Using the records provided below, locate and copy each line that contains the word "Date".
START RECORDS PROVIDED
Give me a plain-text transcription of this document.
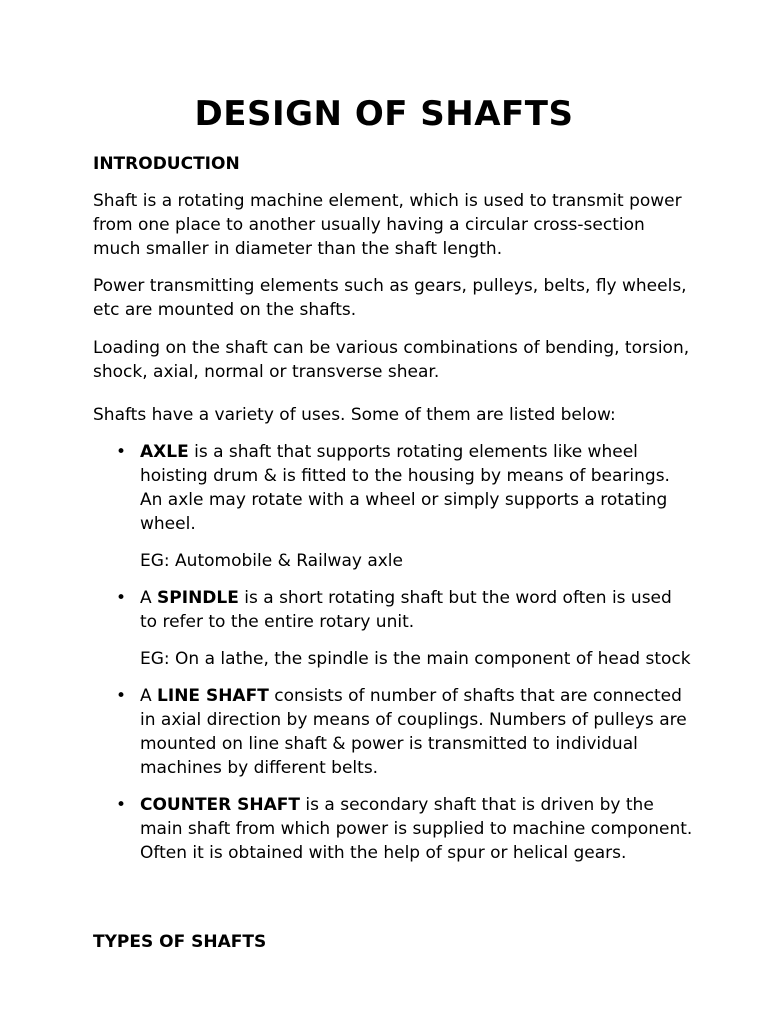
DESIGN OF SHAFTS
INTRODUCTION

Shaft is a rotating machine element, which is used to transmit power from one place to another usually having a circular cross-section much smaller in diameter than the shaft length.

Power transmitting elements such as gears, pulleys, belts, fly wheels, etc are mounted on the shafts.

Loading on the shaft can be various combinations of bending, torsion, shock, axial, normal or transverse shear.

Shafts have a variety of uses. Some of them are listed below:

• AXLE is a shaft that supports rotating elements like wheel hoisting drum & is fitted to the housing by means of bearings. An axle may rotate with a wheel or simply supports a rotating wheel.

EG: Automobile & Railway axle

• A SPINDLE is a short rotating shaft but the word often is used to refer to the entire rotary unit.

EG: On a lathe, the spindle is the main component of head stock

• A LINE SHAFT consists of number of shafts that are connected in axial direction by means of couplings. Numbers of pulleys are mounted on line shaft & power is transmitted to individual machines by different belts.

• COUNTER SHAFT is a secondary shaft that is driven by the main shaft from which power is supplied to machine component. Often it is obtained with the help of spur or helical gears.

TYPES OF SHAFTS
END RECORDS PROVIDED
START RECORDS PROVIDED
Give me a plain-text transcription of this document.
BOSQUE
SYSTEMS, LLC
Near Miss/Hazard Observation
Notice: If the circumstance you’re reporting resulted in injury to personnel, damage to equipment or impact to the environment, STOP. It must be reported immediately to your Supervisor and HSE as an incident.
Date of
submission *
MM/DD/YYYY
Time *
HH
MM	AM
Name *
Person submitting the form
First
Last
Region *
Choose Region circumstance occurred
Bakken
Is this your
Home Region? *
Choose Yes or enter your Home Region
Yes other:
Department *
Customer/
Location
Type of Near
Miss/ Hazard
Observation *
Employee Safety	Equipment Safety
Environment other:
END RECORDS PROVIDED
START RECORDS PROVIDED
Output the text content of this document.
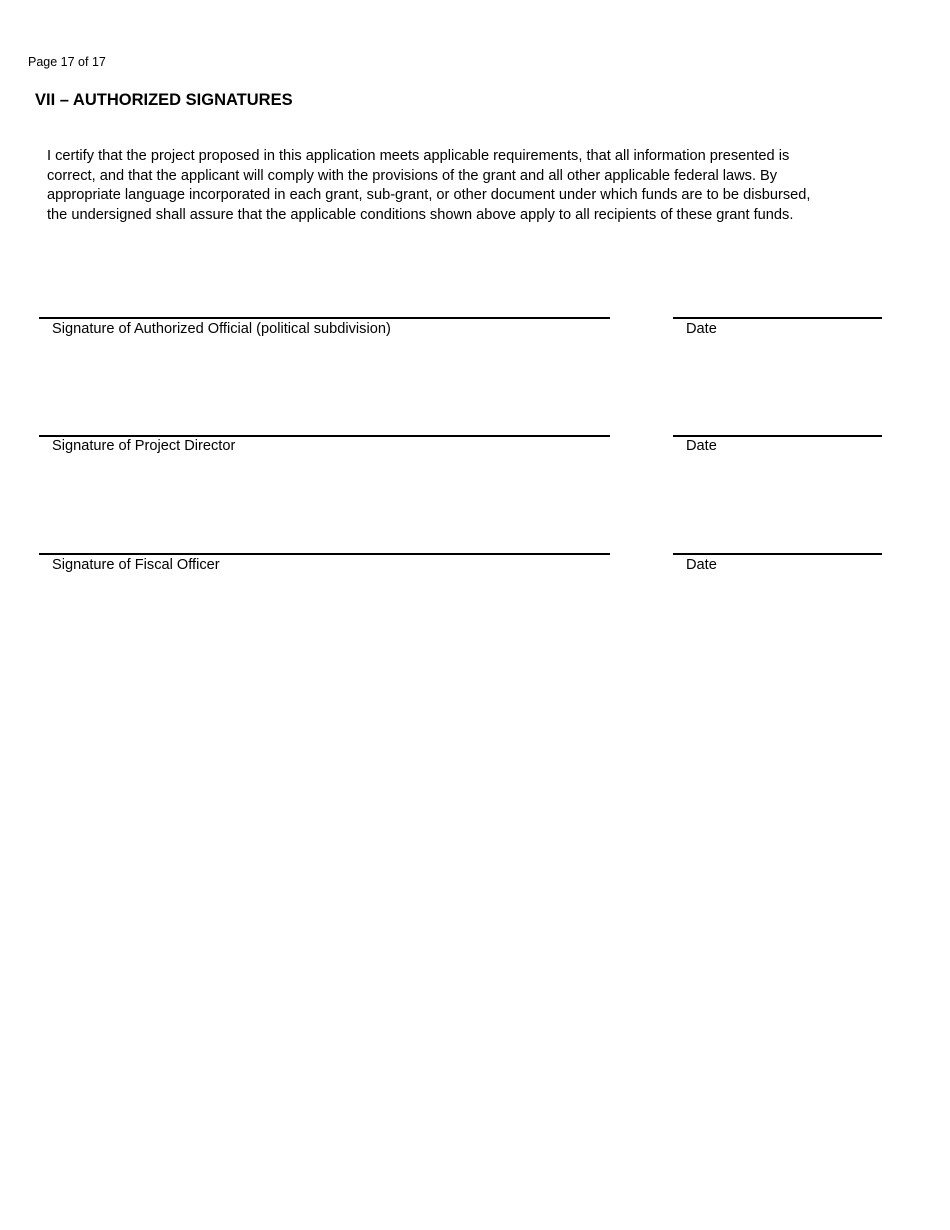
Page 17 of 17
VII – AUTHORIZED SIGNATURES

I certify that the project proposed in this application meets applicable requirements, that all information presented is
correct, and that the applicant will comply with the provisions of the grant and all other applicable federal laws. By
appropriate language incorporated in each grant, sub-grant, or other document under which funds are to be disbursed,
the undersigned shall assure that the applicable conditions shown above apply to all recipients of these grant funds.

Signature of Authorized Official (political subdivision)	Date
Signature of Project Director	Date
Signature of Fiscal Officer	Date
END RECORDS PROVIDED
■ **ANSWER IN FULL**:
Date of
Signature of Authorized Official (political subdivision)	Date
Signature of Project Director	Date
Signature of Fiscal Officer	Date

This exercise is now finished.